Reproduce every line of the items below word for word, with nothing left out or changed.
## Start Extracted records
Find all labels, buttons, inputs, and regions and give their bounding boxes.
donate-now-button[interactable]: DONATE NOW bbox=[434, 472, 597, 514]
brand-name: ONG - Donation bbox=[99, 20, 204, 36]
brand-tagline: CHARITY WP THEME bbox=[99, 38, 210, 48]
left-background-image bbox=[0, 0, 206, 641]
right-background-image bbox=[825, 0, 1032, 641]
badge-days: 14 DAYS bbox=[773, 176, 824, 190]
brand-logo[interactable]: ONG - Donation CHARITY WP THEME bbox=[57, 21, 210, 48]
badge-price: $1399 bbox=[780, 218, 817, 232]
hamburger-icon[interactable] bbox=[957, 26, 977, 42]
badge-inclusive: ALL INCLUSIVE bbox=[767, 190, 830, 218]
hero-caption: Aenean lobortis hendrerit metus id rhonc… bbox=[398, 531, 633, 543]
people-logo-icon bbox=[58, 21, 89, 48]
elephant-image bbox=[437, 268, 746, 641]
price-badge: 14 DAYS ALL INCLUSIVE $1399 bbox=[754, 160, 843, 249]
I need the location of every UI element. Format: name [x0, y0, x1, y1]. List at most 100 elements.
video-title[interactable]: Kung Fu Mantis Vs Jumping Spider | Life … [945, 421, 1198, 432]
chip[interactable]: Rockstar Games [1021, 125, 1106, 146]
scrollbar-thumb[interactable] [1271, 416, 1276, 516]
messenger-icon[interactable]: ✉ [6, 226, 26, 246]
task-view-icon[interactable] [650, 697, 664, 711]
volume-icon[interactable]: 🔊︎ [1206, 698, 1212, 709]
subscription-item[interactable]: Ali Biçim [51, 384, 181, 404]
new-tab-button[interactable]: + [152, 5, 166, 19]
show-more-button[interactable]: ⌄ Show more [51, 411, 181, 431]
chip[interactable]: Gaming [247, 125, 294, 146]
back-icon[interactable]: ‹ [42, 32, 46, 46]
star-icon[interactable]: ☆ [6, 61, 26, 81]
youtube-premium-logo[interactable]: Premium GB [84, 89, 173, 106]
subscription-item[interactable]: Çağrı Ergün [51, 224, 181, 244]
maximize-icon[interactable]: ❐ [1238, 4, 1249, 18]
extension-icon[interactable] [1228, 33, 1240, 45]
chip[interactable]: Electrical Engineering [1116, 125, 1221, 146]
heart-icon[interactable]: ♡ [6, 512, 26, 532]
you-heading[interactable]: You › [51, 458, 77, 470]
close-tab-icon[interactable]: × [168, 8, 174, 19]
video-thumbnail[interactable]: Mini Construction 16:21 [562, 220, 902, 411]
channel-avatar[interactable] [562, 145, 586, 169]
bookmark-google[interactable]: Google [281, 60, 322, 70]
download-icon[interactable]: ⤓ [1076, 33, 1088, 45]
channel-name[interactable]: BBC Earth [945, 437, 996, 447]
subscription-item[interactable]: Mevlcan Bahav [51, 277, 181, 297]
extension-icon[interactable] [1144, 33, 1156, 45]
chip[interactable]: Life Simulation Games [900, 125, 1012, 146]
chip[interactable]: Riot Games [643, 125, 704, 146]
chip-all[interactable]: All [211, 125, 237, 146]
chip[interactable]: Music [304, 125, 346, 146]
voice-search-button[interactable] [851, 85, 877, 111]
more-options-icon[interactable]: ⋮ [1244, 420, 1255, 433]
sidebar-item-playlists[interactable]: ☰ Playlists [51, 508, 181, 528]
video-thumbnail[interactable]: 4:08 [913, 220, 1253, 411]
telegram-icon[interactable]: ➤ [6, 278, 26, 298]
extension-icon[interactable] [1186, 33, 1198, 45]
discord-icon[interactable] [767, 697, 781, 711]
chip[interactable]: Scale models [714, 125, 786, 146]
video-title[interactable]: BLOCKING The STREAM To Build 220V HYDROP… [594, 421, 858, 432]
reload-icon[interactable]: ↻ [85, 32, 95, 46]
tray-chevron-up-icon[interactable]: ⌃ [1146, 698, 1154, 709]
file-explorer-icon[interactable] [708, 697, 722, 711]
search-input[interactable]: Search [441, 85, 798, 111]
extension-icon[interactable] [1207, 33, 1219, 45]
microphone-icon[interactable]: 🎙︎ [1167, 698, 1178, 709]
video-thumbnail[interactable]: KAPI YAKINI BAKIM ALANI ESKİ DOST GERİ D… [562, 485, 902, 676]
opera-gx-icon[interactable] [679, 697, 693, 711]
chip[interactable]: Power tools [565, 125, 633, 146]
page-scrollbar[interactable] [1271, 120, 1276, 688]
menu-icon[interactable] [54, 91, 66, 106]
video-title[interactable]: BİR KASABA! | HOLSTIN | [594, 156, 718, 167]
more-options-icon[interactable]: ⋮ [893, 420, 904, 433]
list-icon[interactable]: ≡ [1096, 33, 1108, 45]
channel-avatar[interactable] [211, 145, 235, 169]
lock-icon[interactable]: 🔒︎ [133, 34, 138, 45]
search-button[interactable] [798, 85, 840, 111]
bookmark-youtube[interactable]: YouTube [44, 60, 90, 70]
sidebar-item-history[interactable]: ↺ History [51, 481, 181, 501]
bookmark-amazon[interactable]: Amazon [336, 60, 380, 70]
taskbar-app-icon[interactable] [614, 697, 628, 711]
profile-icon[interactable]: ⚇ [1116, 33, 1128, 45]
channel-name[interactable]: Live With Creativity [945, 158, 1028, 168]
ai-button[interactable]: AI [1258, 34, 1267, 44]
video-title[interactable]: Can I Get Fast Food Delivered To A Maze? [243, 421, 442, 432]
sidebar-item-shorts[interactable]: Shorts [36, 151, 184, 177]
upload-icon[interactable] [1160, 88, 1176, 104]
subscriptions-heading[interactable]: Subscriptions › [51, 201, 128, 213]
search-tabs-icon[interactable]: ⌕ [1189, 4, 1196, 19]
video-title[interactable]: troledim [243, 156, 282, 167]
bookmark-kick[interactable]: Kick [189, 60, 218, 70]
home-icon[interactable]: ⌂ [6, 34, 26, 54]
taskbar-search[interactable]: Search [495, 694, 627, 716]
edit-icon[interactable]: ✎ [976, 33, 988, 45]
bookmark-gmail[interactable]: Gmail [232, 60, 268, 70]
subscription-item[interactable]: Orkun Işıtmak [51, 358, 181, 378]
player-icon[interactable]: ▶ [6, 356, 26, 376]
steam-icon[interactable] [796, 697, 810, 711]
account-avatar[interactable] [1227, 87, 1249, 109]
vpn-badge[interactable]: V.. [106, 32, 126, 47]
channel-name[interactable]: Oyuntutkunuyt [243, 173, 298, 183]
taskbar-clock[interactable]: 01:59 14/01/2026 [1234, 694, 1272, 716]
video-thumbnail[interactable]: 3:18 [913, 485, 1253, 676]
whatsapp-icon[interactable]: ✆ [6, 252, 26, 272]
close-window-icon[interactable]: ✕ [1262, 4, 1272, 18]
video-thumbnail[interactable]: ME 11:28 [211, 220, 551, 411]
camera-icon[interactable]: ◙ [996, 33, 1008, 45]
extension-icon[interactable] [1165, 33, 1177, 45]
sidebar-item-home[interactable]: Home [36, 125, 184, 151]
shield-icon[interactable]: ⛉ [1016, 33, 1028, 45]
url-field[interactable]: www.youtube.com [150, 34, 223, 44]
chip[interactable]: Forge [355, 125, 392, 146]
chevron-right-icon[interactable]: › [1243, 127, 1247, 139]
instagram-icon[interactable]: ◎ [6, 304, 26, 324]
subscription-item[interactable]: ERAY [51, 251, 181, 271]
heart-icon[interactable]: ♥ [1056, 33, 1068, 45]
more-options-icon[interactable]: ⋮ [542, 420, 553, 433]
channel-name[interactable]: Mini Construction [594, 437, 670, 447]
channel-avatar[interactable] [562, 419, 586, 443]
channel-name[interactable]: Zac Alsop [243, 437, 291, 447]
## End Extracted records
• [Task answer]
Find all labels, buttons, inputs, and regions and give their bounding boxes.
donate-now-button[interactable]: DONATE NOW bbox=[434, 472, 597, 514]
brand-name: ONG - Donation bbox=[99, 20, 204, 36]
brand-tagline: CHARITY WP THEME bbox=[99, 38, 210, 48]
left-background-image bbox=[0, 0, 206, 641]
right-background-image bbox=[825, 0, 1032, 641]
badge-days: 14 DAYS bbox=[773, 176, 824, 190]
brand-logo[interactable]: ONG - Donation CHARITY WP THEME bbox=[57, 21, 210, 48]
badge-price: $1399 bbox=[780, 218, 817, 232]
hamburger-icon[interactable] bbox=[957, 26, 977, 42]
badge-inclusive: ALL INCLUSIVE bbox=[767, 190, 830, 218]
hero-caption: Aenean lobortis hendrerit metus id rhonc… bbox=[398, 531, 633, 543]
people-logo-icon bbox=[58, 21, 89, 48]
elephant-image bbox=[437, 268, 746, 641]
price-badge: 14 DAYS ALL INCLUSIVE $1399 bbox=[754, 160, 843, 249]
I need the location of every UI element. Format: name [x0, y0, x1, y1]. List at most 100 elements.
video-title[interactable]: Kung Fu Mantis Vs Jumping Spider | Life … [945, 421, 1198, 432]
chip[interactable]: Rockstar Games [1021, 125, 1106, 146]
scrollbar-thumb[interactable] [1271, 416, 1276, 516]
messenger-icon[interactable]: ✉ [6, 226, 26, 246]
task-view-icon[interactable] [650, 697, 664, 711]
volume-icon[interactable]: 🔊︎ [1206, 698, 1212, 709]
subscription-item[interactable]: Ali Biçim [51, 384, 181, 404]
new-tab-button[interactable]: + [152, 5, 166, 19]
show-more-button[interactable]: ⌄ Show more [51, 411, 181, 431]
chip[interactable]: Gaming [247, 125, 294, 146]
back-icon[interactable]: ‹ [42, 32, 46, 46]
star-icon[interactable]: ☆ [6, 61, 26, 81]
youtube-premium-logo[interactable]: Premium GB [84, 89, 173, 106]
subscription-item[interactable]: Çağrı Ergün [51, 224, 181, 244]
maximize-icon[interactable]: ❐ [1238, 4, 1249, 18]
extension-icon[interactable] [1228, 33, 1240, 45]
chip[interactable]: Electrical Engineering [1116, 125, 1221, 146]
heart-icon[interactable]: ♡ [6, 512, 26, 532]
you-heading[interactable]: You › [51, 458, 77, 470]
close-tab-icon[interactable]: × [168, 8, 174, 19]
video-thumbnail[interactable]: Mini Construction 16:21 [562, 220, 902, 411]
channel-avatar[interactable] [562, 145, 586, 169]
bookmark-google[interactable]: Google [281, 60, 322, 70]
download-icon[interactable]: ⤓ [1076, 33, 1088, 45]
channel-name[interactable]: BBC Earth [945, 437, 996, 447]
subscription-item[interactable]: Mevlcan Bahav [51, 277, 181, 297]
extension-icon[interactable] [1144, 33, 1156, 45]
chip[interactable]: Life Simulation Games [900, 125, 1012, 146]
chip[interactable]: Riot Games [643, 125, 704, 146]
chip-all[interactable]: All [211, 125, 237, 146]
chip[interactable]: Music [304, 125, 346, 146]
voice-search-button[interactable] [851, 85, 877, 111]
more-options-icon[interactable]: ⋮ [1244, 420, 1255, 433]
sidebar-item-playlists[interactable]: ☰ Playlists [51, 508, 181, 528]
video-thumbnail[interactable]: 4:08 [913, 220, 1253, 411]
telegram-icon[interactable]: ➤ [6, 278, 26, 298]
extension-icon[interactable] [1186, 33, 1198, 45]
discord-icon[interactable] [767, 697, 781, 711]
chip[interactable]: Scale models [714, 125, 786, 146]
video-title[interactable]: BLOCKING The STREAM To Build 220V HYDROP… [594, 421, 858, 432]
reload-icon[interactable]: ↻ [85, 32, 95, 46]
tray-chevron-up-icon[interactable]: ⌃ [1146, 698, 1154, 709]
file-explorer-icon[interactable] [708, 697, 722, 711]
search-input[interactable]: Search [441, 85, 798, 111]
extension-icon[interactable] [1207, 33, 1219, 45]
microphone-icon[interactable]: 🎙︎ [1167, 698, 1178, 709]
video-thumbnail[interactable]: KAPI YAKINI BAKIM ALANI ESKİ DOST GERİ D… [562, 485, 902, 676]
opera-gx-icon[interactable] [679, 697, 693, 711]
chip[interactable]: Power tools [565, 125, 633, 146]
page-scrollbar[interactable] [1271, 120, 1276, 688]
menu-icon[interactable] [54, 91, 66, 106]
video-title[interactable]: BİR KASABA! | HOLSTIN | [594, 156, 718, 167]
more-options-icon[interactable]: ⋮ [893, 420, 904, 433]
list-icon[interactable]: ≡ [1096, 33, 1108, 45]
channel-avatar[interactable] [211, 145, 235, 169]
lock-icon[interactable]: 🔒︎ [133, 34, 138, 45]
search-button[interactable] [798, 85, 840, 111]
bookmark-youtube[interactable]: YouTube [44, 60, 90, 70]
sidebar-item-history[interactable]: ↺ History [51, 481, 181, 501]
bookmark-amazon[interactable]: Amazon [336, 60, 380, 70]
taskbar-app-icon[interactable] [614, 697, 628, 711]
profile-icon[interactable]: ⚇ [1116, 33, 1128, 45]
channel-name[interactable]: Live With Creativity [945, 158, 1028, 168]
ai-button[interactable]: AI [1258, 34, 1267, 44]
video-title[interactable]: Can I Get Fast Food Delivered To A Maze? [243, 421, 442, 432]
sidebar-item-shorts[interactable]: Shorts [36, 151, 184, 177]
upload-icon[interactable] [1160, 88, 1176, 104]
subscriptions-heading[interactable]: Subscriptions › [51, 201, 128, 213]
search-tabs-icon[interactable]: ⌕ [1189, 4, 1196, 19]
video-title[interactable]: troledim [243, 156, 282, 167]
bookmark-kick[interactable]: Kick [189, 60, 218, 70]
home-icon[interactable]: ⌂ [6, 34, 26, 54]
taskbar-search[interactable]: Search [495, 694, 627, 716]
edit-icon[interactable]: ✎ [976, 33, 988, 45]
bookmark-gmail[interactable]: Gmail [232, 60, 268, 70]
subscription-item[interactable]: Orkun Işıtmak [51, 358, 181, 378]
player-icon[interactable]: ▶ [6, 356, 26, 376]
steam-icon[interactable] [796, 697, 810, 711]
account-avatar[interactable] [1227, 87, 1249, 109]
vpn-badge[interactable]: V.. [106, 32, 126, 47]
channel-name[interactable]: Oyuntutkunuyt [243, 173, 298, 183]
taskbar-clock[interactable]: 01:59 14/01/2026 [1234, 694, 1272, 716]
video-thumbnail[interactable]: 3:18 [913, 485, 1253, 676]
whatsapp-icon[interactable]: ✆ [6, 252, 26, 272]
close-window-icon[interactable]: ✕ [1262, 4, 1272, 18]
video-thumbnail[interactable]: ME 11:28 [211, 220, 551, 411]
camera-icon[interactable]: ◙ [996, 33, 1008, 45]
extension-icon[interactable] [1165, 33, 1177, 45]
sidebar-item-home[interactable]: Home [36, 125, 184, 151]
shield-icon[interactable]: ⛉ [1016, 33, 1028, 45]
url-field[interactable]: www.youtube.com [150, 34, 223, 44]
chip[interactable]: Forge [355, 125, 392, 146]
chevron-right-icon[interactable]: › [1243, 127, 1247, 139]
instagram-icon[interactable]: ◎ [6, 304, 26, 324]
subscription-item[interactable]: ERAY [51, 251, 181, 271]
heart-icon[interactable]: ♥ [1056, 33, 1068, 45]
more-options-icon[interactable]: ⋮ [542, 420, 553, 433]
channel-name[interactable]: Mini Construction [594, 437, 670, 447]
channel-avatar[interactable] [562, 419, 586, 443]
channel-name[interactable]: Zac Alsop [243, 437, 291, 447]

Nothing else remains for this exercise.